• **Task brief**
Determine the number of lines where "Enumerate" occurs and reply with that number by itself.

[Records contained in a dataset]
----------------------------------------

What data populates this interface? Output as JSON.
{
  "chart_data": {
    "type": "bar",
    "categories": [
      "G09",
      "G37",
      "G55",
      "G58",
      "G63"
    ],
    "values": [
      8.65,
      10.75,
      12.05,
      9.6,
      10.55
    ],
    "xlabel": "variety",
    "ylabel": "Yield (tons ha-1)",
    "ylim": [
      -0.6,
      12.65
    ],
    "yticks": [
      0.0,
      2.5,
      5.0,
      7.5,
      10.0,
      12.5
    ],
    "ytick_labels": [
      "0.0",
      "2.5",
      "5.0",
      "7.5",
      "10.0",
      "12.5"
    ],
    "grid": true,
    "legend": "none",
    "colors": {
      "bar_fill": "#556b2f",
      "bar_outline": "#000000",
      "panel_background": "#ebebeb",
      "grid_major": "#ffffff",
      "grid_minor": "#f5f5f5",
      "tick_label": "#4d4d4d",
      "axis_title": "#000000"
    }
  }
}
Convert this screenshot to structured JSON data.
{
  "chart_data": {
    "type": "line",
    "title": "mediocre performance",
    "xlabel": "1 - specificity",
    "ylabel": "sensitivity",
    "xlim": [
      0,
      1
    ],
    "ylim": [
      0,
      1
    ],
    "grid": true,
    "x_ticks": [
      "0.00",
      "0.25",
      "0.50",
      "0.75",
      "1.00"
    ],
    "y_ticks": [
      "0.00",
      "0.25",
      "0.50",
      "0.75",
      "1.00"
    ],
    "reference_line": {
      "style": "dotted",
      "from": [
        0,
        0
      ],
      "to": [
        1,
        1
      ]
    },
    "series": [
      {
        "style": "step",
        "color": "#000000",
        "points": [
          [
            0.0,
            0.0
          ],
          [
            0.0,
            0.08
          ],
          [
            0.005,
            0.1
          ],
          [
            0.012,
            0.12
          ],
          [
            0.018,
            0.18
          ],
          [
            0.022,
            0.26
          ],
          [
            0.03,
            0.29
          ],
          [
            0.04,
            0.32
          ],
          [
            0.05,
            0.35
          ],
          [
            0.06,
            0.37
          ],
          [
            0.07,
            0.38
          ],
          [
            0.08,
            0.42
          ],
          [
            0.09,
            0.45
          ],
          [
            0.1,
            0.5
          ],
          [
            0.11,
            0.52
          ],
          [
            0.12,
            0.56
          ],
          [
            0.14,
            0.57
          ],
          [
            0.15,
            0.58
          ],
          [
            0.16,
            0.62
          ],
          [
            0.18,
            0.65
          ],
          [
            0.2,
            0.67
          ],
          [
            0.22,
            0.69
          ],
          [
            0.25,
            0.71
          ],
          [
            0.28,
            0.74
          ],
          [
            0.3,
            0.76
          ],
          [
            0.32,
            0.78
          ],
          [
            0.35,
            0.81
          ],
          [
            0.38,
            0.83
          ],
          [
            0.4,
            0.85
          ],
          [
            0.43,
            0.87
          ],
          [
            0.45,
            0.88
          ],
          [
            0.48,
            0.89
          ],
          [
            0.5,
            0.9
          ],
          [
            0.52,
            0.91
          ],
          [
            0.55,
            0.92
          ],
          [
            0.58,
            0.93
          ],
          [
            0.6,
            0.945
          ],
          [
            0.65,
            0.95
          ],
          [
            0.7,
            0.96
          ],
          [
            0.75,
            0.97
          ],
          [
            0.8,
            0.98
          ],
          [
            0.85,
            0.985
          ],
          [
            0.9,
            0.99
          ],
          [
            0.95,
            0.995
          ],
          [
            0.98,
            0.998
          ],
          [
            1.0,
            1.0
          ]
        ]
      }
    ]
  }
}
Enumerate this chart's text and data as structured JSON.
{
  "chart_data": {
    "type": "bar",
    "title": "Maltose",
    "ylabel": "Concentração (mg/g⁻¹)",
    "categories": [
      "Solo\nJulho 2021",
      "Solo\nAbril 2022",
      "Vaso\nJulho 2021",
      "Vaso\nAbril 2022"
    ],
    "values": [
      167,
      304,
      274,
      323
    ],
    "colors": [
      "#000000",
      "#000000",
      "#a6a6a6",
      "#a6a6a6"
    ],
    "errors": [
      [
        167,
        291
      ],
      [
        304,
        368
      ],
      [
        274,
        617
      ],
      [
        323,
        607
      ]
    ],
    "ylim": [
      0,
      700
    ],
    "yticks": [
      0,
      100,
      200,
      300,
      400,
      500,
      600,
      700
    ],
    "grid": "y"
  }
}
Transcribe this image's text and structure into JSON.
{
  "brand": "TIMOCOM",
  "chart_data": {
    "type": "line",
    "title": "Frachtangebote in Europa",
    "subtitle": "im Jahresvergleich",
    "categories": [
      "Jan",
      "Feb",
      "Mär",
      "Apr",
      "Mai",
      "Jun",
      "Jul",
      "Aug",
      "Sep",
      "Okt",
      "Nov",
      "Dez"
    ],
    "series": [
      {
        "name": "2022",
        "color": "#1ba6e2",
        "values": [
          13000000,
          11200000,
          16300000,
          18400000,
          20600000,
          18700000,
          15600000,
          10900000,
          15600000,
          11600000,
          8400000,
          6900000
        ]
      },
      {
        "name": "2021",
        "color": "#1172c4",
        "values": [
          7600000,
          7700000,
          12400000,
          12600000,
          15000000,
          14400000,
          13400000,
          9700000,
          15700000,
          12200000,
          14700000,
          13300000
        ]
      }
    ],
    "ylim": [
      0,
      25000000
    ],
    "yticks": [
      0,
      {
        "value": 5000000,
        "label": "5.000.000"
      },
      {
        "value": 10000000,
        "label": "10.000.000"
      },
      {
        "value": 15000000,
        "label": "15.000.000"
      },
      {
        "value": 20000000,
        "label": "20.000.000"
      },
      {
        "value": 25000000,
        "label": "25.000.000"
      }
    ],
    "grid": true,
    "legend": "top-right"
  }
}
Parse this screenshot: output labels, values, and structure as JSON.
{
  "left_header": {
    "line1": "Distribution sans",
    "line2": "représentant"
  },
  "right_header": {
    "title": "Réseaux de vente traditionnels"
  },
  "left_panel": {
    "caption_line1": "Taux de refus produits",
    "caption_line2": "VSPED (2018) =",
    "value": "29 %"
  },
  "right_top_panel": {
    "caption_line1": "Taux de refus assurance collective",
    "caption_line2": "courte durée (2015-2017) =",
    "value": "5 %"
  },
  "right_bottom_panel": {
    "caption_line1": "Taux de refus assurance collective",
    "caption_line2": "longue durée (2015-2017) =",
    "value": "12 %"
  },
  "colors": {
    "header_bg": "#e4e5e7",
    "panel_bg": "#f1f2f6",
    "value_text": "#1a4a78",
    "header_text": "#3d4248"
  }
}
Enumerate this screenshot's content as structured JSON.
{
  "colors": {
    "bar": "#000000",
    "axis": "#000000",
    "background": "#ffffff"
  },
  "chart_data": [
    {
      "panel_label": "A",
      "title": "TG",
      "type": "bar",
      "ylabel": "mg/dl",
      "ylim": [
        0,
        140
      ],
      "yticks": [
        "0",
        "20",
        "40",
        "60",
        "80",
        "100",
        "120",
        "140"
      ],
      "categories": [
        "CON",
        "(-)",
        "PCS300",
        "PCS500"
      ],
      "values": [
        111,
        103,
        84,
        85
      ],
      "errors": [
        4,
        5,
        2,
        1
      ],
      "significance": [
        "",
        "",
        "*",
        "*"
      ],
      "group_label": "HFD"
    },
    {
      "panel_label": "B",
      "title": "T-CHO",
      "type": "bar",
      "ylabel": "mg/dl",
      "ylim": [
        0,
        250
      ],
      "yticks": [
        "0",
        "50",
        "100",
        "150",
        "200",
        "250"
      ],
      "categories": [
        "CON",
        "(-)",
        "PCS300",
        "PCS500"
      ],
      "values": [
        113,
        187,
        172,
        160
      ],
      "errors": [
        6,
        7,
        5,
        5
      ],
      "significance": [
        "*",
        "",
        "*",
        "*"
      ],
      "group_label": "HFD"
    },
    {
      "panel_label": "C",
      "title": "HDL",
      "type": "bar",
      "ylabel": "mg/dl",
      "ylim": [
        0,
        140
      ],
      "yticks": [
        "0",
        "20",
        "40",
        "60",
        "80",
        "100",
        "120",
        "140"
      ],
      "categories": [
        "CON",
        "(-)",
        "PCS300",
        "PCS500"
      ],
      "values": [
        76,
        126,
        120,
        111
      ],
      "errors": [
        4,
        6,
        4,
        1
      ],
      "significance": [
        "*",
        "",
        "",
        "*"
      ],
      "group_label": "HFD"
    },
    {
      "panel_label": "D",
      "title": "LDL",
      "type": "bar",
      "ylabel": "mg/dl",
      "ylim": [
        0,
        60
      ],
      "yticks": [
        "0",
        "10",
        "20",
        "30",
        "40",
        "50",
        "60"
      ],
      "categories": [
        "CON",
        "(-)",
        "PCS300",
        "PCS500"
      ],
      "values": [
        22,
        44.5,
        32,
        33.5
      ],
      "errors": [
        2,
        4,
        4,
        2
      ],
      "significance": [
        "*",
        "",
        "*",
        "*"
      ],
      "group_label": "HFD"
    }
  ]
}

----------------------------------------

• **Exercise answer**
2